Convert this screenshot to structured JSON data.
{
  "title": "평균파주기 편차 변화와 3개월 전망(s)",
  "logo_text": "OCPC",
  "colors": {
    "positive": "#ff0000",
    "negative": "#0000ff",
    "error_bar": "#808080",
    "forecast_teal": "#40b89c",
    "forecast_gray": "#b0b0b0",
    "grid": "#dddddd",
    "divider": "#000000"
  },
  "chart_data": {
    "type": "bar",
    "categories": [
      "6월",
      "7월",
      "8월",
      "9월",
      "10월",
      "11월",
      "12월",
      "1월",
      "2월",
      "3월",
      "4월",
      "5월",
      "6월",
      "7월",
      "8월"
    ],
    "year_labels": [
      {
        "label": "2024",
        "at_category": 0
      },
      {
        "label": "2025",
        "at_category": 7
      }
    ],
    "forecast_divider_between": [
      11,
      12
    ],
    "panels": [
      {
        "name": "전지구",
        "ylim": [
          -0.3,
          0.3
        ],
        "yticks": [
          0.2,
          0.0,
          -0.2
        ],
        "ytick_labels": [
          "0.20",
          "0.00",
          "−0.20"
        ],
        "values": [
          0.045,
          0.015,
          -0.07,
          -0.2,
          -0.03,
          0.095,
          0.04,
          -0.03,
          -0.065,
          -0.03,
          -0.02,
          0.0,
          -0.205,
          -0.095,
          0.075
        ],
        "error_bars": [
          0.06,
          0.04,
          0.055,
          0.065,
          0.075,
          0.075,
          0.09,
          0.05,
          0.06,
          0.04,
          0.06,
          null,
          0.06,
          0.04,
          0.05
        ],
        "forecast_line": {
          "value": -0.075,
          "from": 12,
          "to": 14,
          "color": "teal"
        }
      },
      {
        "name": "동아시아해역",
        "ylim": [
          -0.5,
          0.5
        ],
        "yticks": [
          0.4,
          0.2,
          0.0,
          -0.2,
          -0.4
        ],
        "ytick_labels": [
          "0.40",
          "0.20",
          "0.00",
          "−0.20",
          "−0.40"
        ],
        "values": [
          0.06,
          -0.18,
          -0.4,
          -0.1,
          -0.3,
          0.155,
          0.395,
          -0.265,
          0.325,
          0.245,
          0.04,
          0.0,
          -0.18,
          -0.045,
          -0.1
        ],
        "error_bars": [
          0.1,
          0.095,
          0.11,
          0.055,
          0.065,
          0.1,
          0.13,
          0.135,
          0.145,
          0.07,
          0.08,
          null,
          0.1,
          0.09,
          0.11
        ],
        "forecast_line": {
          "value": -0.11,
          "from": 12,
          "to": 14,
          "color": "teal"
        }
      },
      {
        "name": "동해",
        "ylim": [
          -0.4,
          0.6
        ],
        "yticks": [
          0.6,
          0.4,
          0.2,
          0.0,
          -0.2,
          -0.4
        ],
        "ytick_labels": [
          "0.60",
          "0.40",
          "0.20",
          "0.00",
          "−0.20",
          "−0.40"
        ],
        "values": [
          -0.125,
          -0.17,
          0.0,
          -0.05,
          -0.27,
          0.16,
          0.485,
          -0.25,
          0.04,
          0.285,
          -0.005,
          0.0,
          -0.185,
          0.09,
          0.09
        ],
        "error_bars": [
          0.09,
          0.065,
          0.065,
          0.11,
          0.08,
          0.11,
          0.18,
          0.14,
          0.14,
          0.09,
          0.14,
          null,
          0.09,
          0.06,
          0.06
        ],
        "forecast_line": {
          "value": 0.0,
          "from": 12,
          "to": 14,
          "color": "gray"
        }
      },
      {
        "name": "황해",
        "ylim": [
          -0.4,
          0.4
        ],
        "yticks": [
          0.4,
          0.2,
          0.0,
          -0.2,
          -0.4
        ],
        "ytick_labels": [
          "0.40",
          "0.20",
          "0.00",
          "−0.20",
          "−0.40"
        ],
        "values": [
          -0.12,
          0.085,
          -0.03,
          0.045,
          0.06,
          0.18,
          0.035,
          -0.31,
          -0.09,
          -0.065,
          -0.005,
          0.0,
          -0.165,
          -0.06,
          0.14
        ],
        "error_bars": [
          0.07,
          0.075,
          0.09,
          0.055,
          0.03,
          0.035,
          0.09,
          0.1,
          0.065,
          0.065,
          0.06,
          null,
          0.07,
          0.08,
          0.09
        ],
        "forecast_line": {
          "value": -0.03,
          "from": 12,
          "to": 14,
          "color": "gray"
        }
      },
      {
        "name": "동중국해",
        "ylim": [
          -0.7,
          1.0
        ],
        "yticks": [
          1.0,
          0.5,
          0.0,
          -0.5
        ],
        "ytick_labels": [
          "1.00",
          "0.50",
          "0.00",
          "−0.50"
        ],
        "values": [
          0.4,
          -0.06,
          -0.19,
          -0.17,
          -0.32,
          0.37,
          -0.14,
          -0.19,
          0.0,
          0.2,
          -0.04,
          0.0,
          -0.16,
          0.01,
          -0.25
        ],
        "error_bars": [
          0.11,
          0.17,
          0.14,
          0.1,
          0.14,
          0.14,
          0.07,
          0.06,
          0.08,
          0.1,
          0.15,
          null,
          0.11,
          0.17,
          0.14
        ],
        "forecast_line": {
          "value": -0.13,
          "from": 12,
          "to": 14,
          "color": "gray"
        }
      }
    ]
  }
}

※

WRITTEN PROBLEM
Go through the entries and repeat each one exactly.

SOLUTION
Convert this screenshot to structured JSON data.
{
  "title": "평균파주기 편차 변화와 3개월 전망(s)",
  "logo_text": "OCPC",
  "colors": {
    "positive": "#ff0000",
    "negative": "#0000ff",
    "error_bar": "#808080",
    "forecast_teal": "#40b89c",
    "forecast_gray": "#b0b0b0",
    "grid": "#dddddd",
    "divider": "#000000"
  },
  "chart_data": {
    "type": "bar",
    "categories": [
      "6월",
      "7월",
      "8월",
      "9월",
      "10월",
      "11월",
      "12월",
      "1월",
      "2월",
      "3월",
      "4월",
      "5월",
      "6월",
      "7월",
      "8월"
    ],
    "year_labels": [
      {
        "label": "2024",
        "at_category": 0
      },
      {
        "label": "2025",
        "at_category": 7
      }
    ],
    "forecast_divider_between": [
      11,
      12
    ],
    "panels": [
      {
        "name": "전지구",
        "ylim": [
          -0.3,
          0.3
        ],
        "yticks": [
          0.2,
          0.0,
          -0.2
        ],
        "ytick_labels": [
          "0.20",
          "0.00",
          "−0.20"
        ],
        "values": [
          0.045,
          0.015,
          -0.07,
          -0.2,
          -0.03,
          0.095,
          0.04,
          -0.03,
          -0.065,
          -0.03,
          -0.02,
          0.0,
          -0.205,
          -0.095,
          0.075
        ],
        "error_bars": [
          0.06,
          0.04,
          0.055,
          0.065,
          0.075,
          0.075,
          0.09,
          0.05,
          0.06,
          0.04,
          0.06,
          null,
          0.06,
          0.04,
          0.05
        ],
        "forecast_line": {
          "value": -0.075,
          "from": 12,
          "to": 14,
          "color": "teal"
        }
      },
      {
        "name": "동아시아해역",
        "ylim": [
          -0.5,
          0.5
        ],
        "yticks": [
          0.4,
          0.2,
          0.0,
          -0.2,
          -0.4
        ],
        "ytick_labels": [
          "0.40",
          "0.20",
          "0.00",
          "−0.20",
          "−0.40"
        ],
        "values": [
          0.06,
          -0.18,
          -0.4,
          -0.1,
          -0.3,
          0.155,
          0.395,
          -0.265,
          0.325,
          0.245,
          0.04,
          0.0,
          -0.18,
          -0.045,
          -0.1
        ],
        "error_bars": [
          0.1,
          0.095,
          0.11,
          0.055,
          0.065,
          0.1,
          0.13,
          0.135,
          0.145,
          0.07,
          0.08,
          null,
          0.1,
          0.09,
          0.11
        ],
        "forecast_line": {
          "value": -0.11,
          "from": 12,
          "to": 14,
          "color": "teal"
        }
      },
      {
        "name": "동해",
        "ylim": [
          -0.4,
          0.6
        ],
        "yticks": [
          0.6,
          0.4,
          0.2,
          0.0,
          -0.2,
          -0.4
        ],
        "ytick_labels": [
          "0.60",
          "0.40",
          "0.20",
          "0.00",
          "−0.20",
          "−0.40"
        ],
        "values": [
          -0.125,
          -0.17,
          0.0,
          -0.05,
          -0.27,
          0.16,
          0.485,
          -0.25,
          0.04,
          0.285,
          -0.005,
          0.0,
          -0.185,
          0.09,
          0.09
        ],
        "error_bars": [
          0.09,
          0.065,
          0.065,
          0.11,
          0.08,
          0.11,
          0.18,
          0.14,
          0.14,
          0.09,
          0.14,
          null,
          0.09,
          0.06,
          0.06
        ],
        "forecast_line": {
          "value": 0.0,
          "from": 12,
          "to": 14,
          "color": "gray"
        }
      },
      {
        "name": "황해",
        "ylim": [
          -0.4,
          0.4
        ],
        "yticks": [
          0.4,
          0.2,
          0.0,
          -0.2,
          -0.4
        ],
        "ytick_labels": [
          "0.40",
          "0.20",
          "0.00",
          "−0.20",
          "−0.40"
        ],
        "values": [
          -0.12,
          0.085,
          -0.03,
          0.045,
          0.06,
          0.18,
          0.035,
          -0.31,
          -0.09,
          -0.065,
          -0.005,
          0.0,
          -0.165,
          -0.06,
          0.14
        ],
        "error_bars": [
          0.07,
          0.075,
          0.09,
          0.055,
          0.03,
          0.035,
          0.09,
          0.1,
          0.065,
          0.065,
          0.06,
          null,
          0.07,
          0.08,
          0.09
        ],
        "forecast_line": {
          "value": -0.03,
          "from": 12,
          "to": 14,
          "color": "gray"
        }
      },
      {
        "name": "동중국해",
        "ylim": [
          -0.7,
          1.0
        ],
        "yticks": [
          1.0,
          0.5,
          0.0,
          -0.5
        ],
        "ytick_labels": [
          "1.00",
          "0.50",
          "0.00",
          "−0.50"
        ],
        "values": [
          0.4,
          -0.06,
          -0.19,
          -0.17,
          -0.32,
          0.37,
          -0.14,
          -0.19,
          0.0,
          0.2,
          -0.04,
          0.0,
          -0.16,
          0.01,
          -0.25
        ],
        "error_bars": [
          0.11,
          0.17,
          0.14,
          0.1,
          0.14,
          0.14,
          0.07,
          0.06,
          0.08,
          0.1,
          0.15,
          null,
          0.11,
          0.17,
          0.14
        ],
        "forecast_line": {
          "value": -0.13,
          "from": 12,
          "to": 14,
          "color": "gray"
        }
      }
    ]
  }
}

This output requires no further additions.